### Written task
Print all of the data exactly.

───── Available data

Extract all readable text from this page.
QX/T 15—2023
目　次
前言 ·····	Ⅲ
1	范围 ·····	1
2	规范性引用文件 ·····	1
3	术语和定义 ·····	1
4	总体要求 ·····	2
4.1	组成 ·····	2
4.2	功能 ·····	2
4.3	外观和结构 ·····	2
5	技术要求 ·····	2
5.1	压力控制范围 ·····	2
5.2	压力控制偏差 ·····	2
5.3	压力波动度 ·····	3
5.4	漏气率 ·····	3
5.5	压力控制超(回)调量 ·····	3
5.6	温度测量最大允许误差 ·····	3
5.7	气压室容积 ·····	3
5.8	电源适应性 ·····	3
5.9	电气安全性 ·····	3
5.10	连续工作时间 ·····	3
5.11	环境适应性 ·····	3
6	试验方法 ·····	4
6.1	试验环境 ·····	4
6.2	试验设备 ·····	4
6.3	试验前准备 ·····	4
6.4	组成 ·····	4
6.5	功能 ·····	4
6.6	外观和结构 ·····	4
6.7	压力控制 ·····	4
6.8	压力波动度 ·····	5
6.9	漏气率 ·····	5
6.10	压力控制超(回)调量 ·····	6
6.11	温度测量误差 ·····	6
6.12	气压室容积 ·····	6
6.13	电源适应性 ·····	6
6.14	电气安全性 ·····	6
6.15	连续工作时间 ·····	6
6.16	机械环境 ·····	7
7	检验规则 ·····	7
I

──────────

### Solved exercise
Extract all readable text from this page.
QX/T 15—2023
目　次
前言 ·····	Ⅲ
1	范围 ·····	1
2	规范性引用文件 ·····	1
3	术语和定义 ·····	1
4	总体要求 ·····	2
4.1	组成 ·····	2
4.2	功能 ·····	2
4.3	外观和结构 ·····	2
5	技术要求 ·····	2
5.1	压力控制范围 ·····	2
5.2	压力控制偏差 ·····	2
5.3	压力波动度 ·····	3
5.4	漏气率 ·····	3
5.5	压力控制超(回)调量 ·····	3
5.6	温度测量最大允许误差 ·····	3
5.7	气压室容积 ·····	3
5.8	电源适应性 ·····	3
5.9	电气安全性 ·····	3
5.10	连续工作时间 ·····	3
5.11	环境适应性 ·····	3
6	试验方法 ·····	4
6.1	试验环境 ·····	4
6.2	试验设备 ·····	4
6.3	试验前准备 ·····	4
6.4	组成 ·····	4
6.5	功能 ·····	4
6.6	外观和结构 ·····	4
6.7	压力控制 ·····	4
6.8	压力波动度 ·····	5
6.9	漏气率 ·····	5
6.10	压力控制超(回)调量 ·····	6
6.11	温度测量误差 ·····	6
6.12	气压室容积 ·····	6
6.13	电源适应性 ·····	6
6.14	电气安全性 ·····	6
6.15	连续工作时间 ·····	6
6.16	机械环境 ·····	7
7	检验规则 ·····	7
I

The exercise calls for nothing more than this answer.